• **Stated goal**
Determine how many lines of the entries contain "name". Reply with that number alone.

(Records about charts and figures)

• • • • •

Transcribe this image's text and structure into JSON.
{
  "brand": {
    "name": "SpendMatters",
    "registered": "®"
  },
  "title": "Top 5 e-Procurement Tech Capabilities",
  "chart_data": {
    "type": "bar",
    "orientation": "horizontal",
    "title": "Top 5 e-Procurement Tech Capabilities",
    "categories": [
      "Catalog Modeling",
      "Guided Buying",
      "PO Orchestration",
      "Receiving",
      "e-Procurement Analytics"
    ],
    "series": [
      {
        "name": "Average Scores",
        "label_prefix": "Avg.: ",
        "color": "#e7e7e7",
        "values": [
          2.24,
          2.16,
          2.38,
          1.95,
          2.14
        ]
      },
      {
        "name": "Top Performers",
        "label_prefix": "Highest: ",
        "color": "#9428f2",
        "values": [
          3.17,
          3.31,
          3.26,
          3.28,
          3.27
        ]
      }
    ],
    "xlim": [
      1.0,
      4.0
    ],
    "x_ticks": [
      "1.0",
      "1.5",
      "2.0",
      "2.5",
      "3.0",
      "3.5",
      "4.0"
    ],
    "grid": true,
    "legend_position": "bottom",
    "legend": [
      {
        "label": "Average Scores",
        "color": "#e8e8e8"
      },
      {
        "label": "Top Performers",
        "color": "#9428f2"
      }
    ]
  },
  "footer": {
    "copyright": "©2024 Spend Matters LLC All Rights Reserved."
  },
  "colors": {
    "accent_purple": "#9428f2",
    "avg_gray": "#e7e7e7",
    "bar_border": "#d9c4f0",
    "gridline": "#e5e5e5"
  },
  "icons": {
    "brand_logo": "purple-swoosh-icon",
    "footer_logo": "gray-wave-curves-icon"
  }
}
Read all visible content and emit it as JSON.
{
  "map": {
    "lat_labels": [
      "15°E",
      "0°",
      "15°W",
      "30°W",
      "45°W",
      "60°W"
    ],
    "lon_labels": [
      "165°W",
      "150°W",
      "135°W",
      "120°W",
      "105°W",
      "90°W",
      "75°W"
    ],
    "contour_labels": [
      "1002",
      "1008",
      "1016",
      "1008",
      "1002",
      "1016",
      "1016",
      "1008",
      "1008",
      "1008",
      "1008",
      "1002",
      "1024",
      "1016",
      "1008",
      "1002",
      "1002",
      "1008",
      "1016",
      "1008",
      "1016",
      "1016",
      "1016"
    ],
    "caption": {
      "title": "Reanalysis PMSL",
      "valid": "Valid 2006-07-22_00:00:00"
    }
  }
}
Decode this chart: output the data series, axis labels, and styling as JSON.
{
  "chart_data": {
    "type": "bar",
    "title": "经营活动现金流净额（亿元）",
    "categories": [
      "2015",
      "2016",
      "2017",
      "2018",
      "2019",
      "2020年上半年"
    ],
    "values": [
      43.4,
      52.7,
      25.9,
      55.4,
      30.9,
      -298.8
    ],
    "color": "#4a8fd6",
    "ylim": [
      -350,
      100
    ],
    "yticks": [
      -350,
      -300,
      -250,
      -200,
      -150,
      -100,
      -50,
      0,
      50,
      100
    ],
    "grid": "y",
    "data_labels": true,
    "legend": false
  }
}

• • • • •

• **Task result**
3